- **DIRECTIONS FOR THIS TASK**
Word for word, copy all the data and drop the pictures.

>> start GIVEN INFORMATION

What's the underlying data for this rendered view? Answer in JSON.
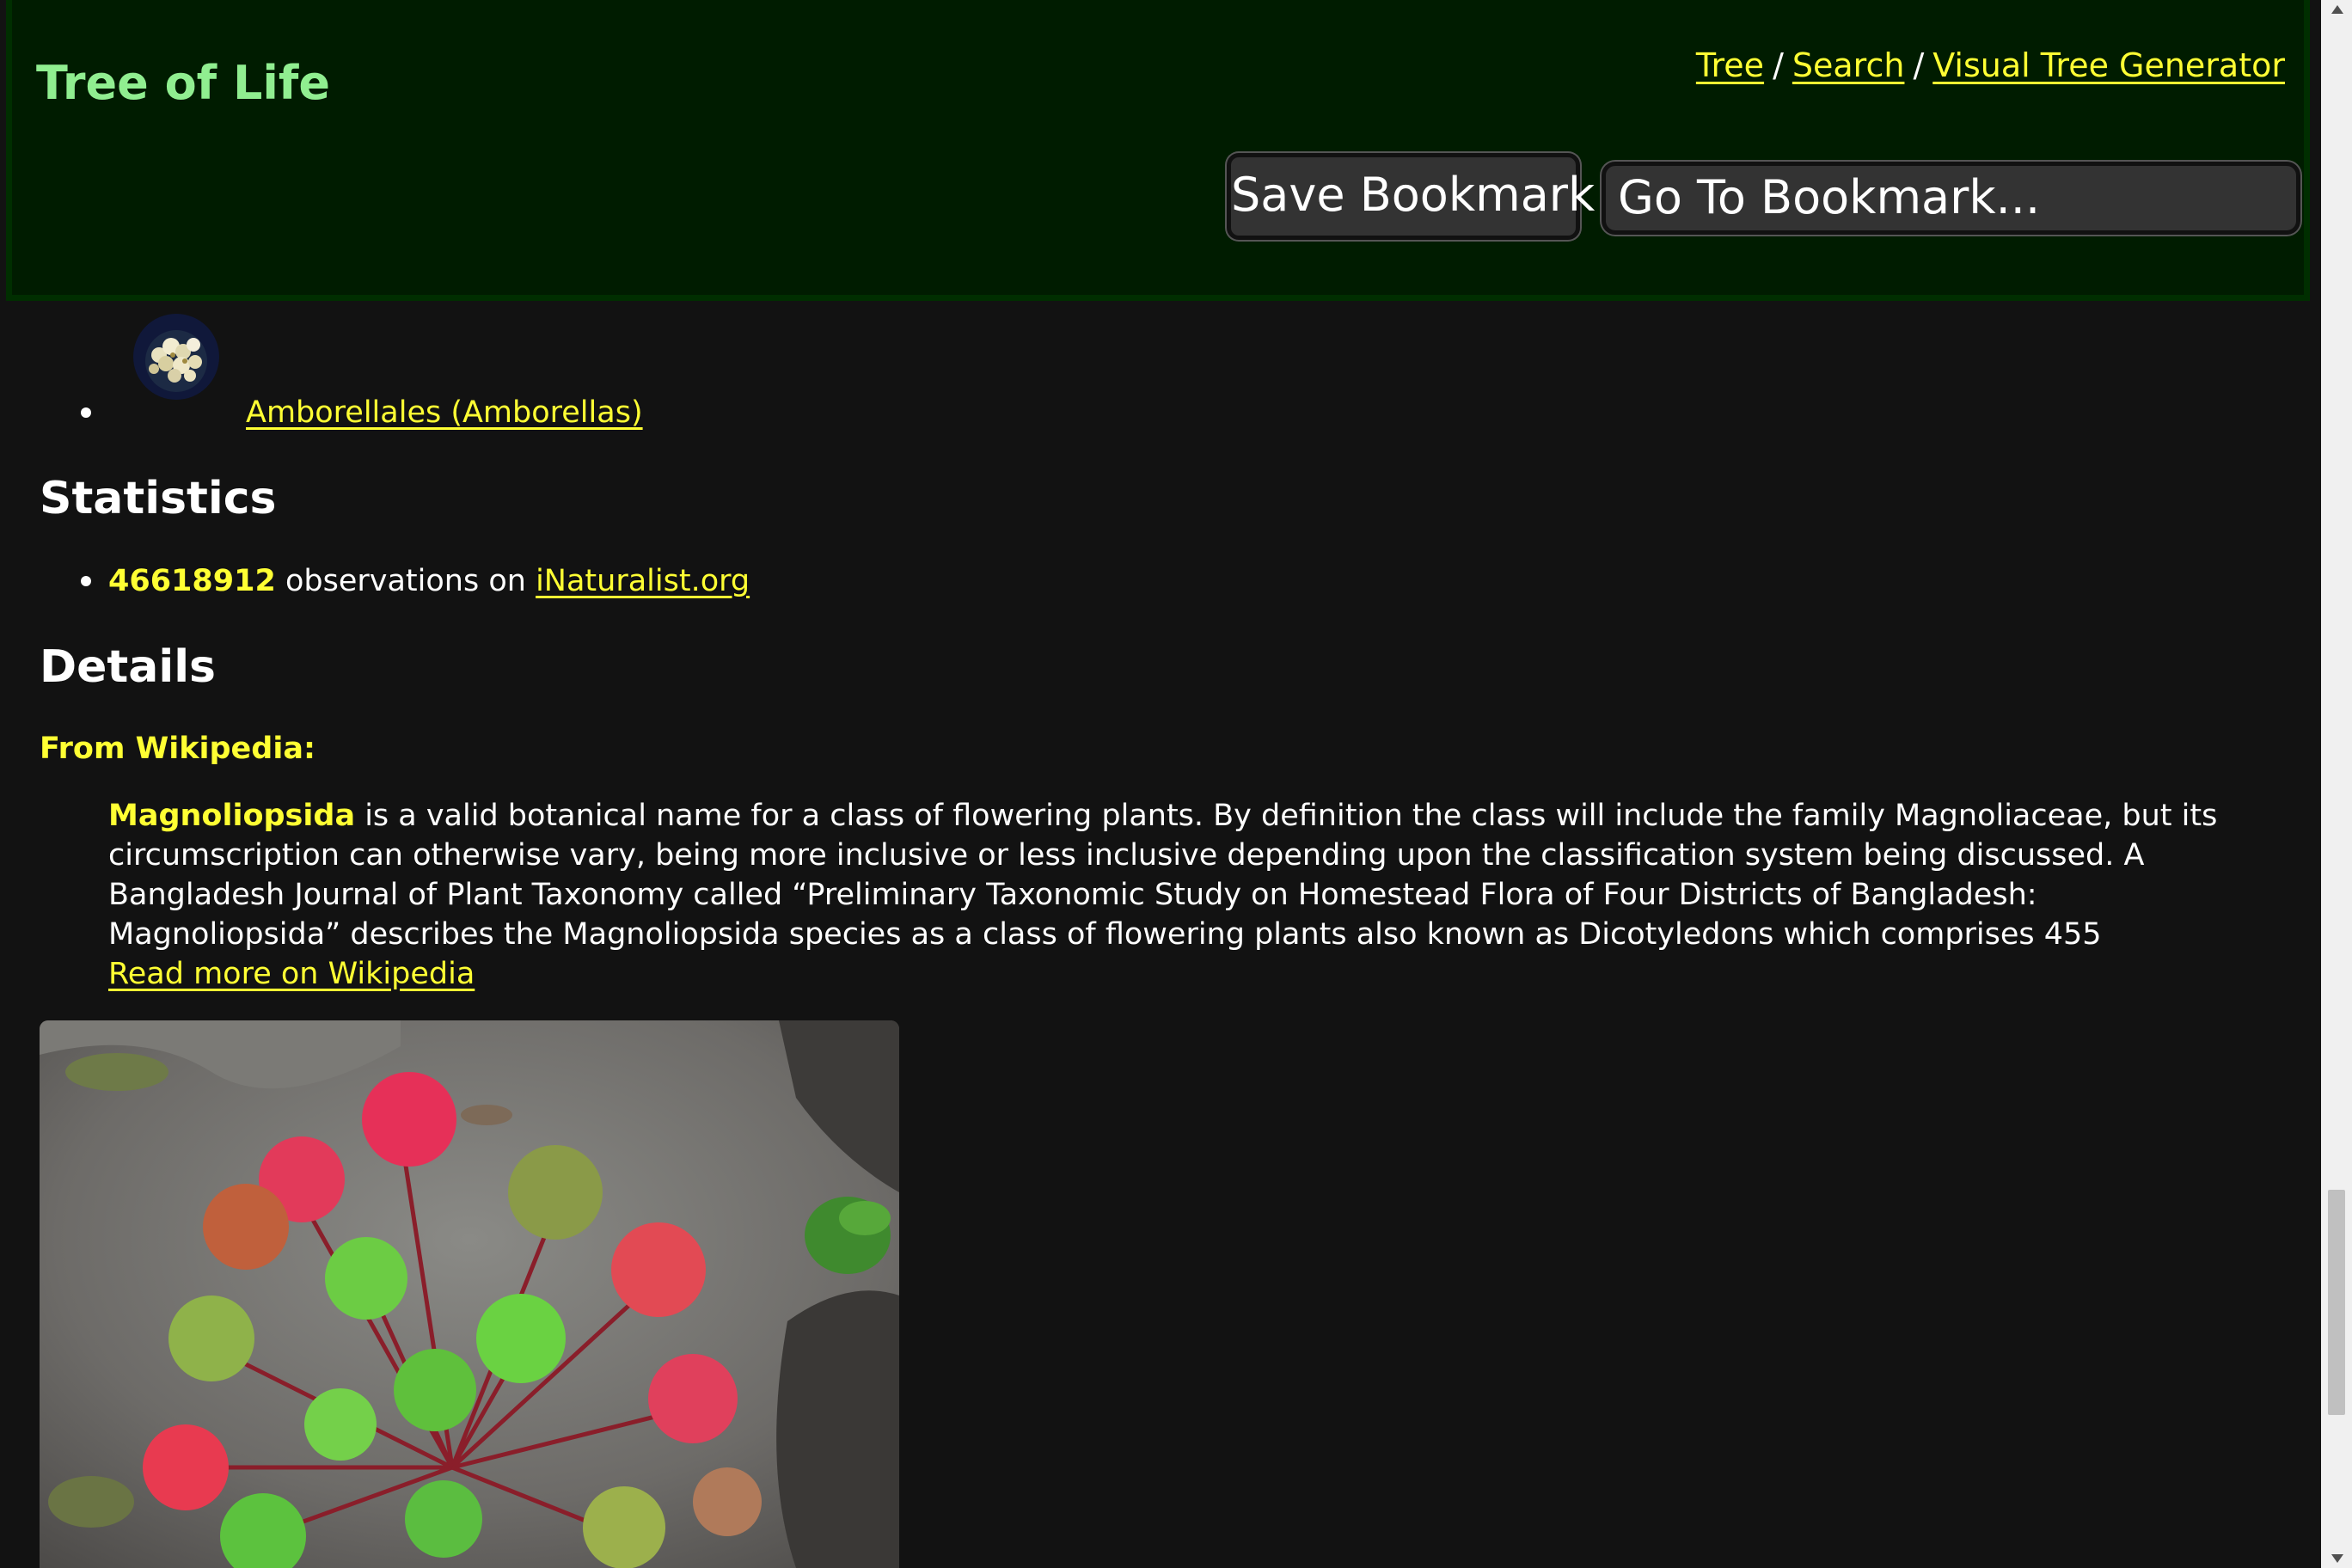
{
  "header": {
    "title": "Tree of Life",
    "nav": {
      "tree": "Tree",
      "search": "Search",
      "visual_tree_generator": "Visual Tree Generator",
      "separator": "/"
    },
    "save_bookmark_label": "Save Bookmark",
    "go_to_bookmark_label": "Go To Bookmark..."
  },
  "children": [
    {
      "label": "Amborellales (Amborellas)",
      "thumb_icon": "flower-cluster-thumbnail"
    }
  ],
  "statistics": {
    "heading": "Statistics",
    "observations_count": "46618912",
    "observations_text": "observations on",
    "source_link": "iNaturalist.org"
  },
  "details": {
    "heading": "Details",
    "from_label": "From Wikipedia:",
    "term": "Magnoliopsida",
    "summary": " is a valid botanical name for a class of flowering plants. By definition the class will include the family Magnoliaceae, but its circumscription can otherwise vary, being more inclusive or less inclusive depending upon the classification system being discussed. A Bangladesh Journal of Plant Taxonomy called “Preliminary Taxonomic Study on Homestead Flora of Four Districts of Bangladesh: Magnoliopsida” describes the Magnoliopsida species as a class of flowering plants also known as Dicotyledons which comprises 455",
    "read_more": "Read more on Wikipedia",
    "photo_icon": "plant-photo"
  },
  "colors": {
    "header_bg": "#001c00",
    "title": "#90ee90",
    "link": "#ffff33",
    "page_bg": "#121212"
  }
}
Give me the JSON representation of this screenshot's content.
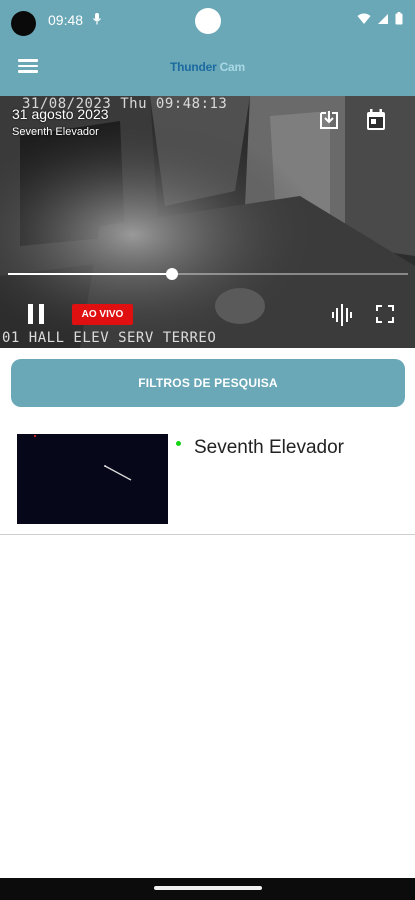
{
  "status_bar": {
    "time": "09:48"
  },
  "app_bar": {
    "brand_part1": "Thunder",
    "brand_part2": "Cam"
  },
  "player": {
    "osd_timestamp": "31/08/2023 Thu 09:48:13",
    "osd_camera": "01 HALL ELEV SERV TERREO",
    "date": "31 agosto 2023",
    "camera": "Seventh Elevador",
    "live_label": "AO VIVO",
    "progress": 0.41
  },
  "filters": {
    "label": "FILTROS DE PESQUISA"
  },
  "cameras": [
    {
      "name": "Seventh Elevador",
      "status_color": "#14d414"
    }
  ],
  "colors": {
    "primary": "#6aa8b7",
    "live": "#e01010"
  }
}
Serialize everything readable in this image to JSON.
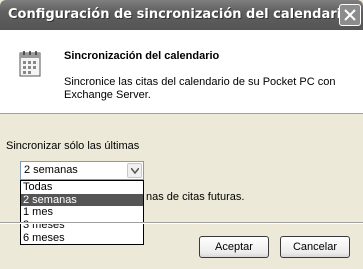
{
  "window": {
    "title": "Configuración de sincronización del calendario"
  },
  "header": {
    "title": "Sincronización del calendario",
    "description": "Sincronice las citas del calendario de su Pocket PC con Exchange Server."
  },
  "sync": {
    "label": "Sincronizar sólo las últimas",
    "selected_value": "2 semanas",
    "options": [
      "Todas",
      "2 semanas",
      "1 mes",
      "3 meses",
      "6 meses"
    ],
    "future_label_visible": "nas de citas futuras."
  },
  "buttons": {
    "ok_label": "Aceptar",
    "cancel_label": "Cancelar"
  },
  "colors": {
    "titlebar": "#5f5f5f",
    "selected_item": "#555555",
    "dialog_bg": "#ECE9D8"
  }
}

>> end GIVEN INFORMATION

- **ANSWER FOR THIS EXERCISE**
What's the underlying data for this rendered view? Answer in JSON.
{
  "header": {
    "title": "Tree of Life",
    "nav": {
      "tree": "Tree",
      "search": "Search",
      "visual_tree_generator": "Visual Tree Generator",
      "separator": "/"
    },
    "save_bookmark_label": "Save Bookmark",
    "go_to_bookmark_label": "Go To Bookmark..."
  },
  "children": [
    {
      "label": "Amborellales (Amborellas)",
      "thumb_icon": "flower-cluster-thumbnail"
    }
  ],
  "statistics": {
    "heading": "Statistics",
    "observations_count": "46618912",
    "observations_text": "observations on",
    "source_link": "iNaturalist.org"
  },
  "details": {
    "heading": "Details",
    "from_label": "From Wikipedia:",
    "term": "Magnoliopsida",
    "summary": " is a valid botanical name for a class of flowering plants. By definition the class will include the family Magnoliaceae, but its circumscription can otherwise vary, being more inclusive or less inclusive depending upon the classification system being discussed. A Bangladesh Journal of Plant Taxonomy called “Preliminary Taxonomic Study on Homestead Flora of Four Districts of Bangladesh: Magnoliopsida” describes the Magnoliopsida species as a class of flowering plants also known as Dicotyledons which comprises 455",
    "read_more": "Read more on Wikipedia",
    "photo_icon": "plant-photo"
  },
  "colors": {
    "header_bg": "#001c00",
    "title": "#90ee90",
    "link": "#ffff33",
    "page_bg": "#121212"
  }
}
Give me the JSON representation of this screenshot's content.
{
  "status_bar": {
    "time": "09:48"
  },
  "app_bar": {
    "brand_part1": "Thunder",
    "brand_part2": "Cam"
  },
  "player": {
    "osd_timestamp": "31/08/2023 Thu 09:48:13",
    "osd_camera": "01 HALL ELEV SERV TERREO",
    "date": "31 agosto 2023",
    "camera": "Seventh Elevador",
    "live_label": "AO VIVO",
    "progress": 0.41
  },
  "filters": {
    "label": "FILTROS DE PESQUISA"
  },
  "cameras": [
    {
      "name": "Seventh Elevador",
      "status_color": "#14d414"
    }
  ],
  "colors": {
    "primary": "#6aa8b7",
    "live": "#e01010"
  }
}
Serialize everything readable in this image to JSON.
{
  "window": {
    "title": "Configuración de sincronización del calendario"
  },
  "header": {
    "title": "Sincronización del calendario",
    "description": "Sincronice las citas del calendario de su Pocket PC con Exchange Server."
  },
  "sync": {
    "label": "Sincronizar sólo las últimas",
    "selected_value": "2 semanas",
    "options": [
      "Todas",
      "2 semanas",
      "1 mes",
      "3 meses",
      "6 meses"
    ],
    "future_label_visible": "nas de citas futuras."
  },
  "buttons": {
    "ok_label": "Aceptar",
    "cancel_label": "Cancelar"
  },
  "colors": {
    "titlebar": "#5f5f5f",
    "selected_item": "#555555",
    "dialog_bg": "#ECE9D8"
  }
}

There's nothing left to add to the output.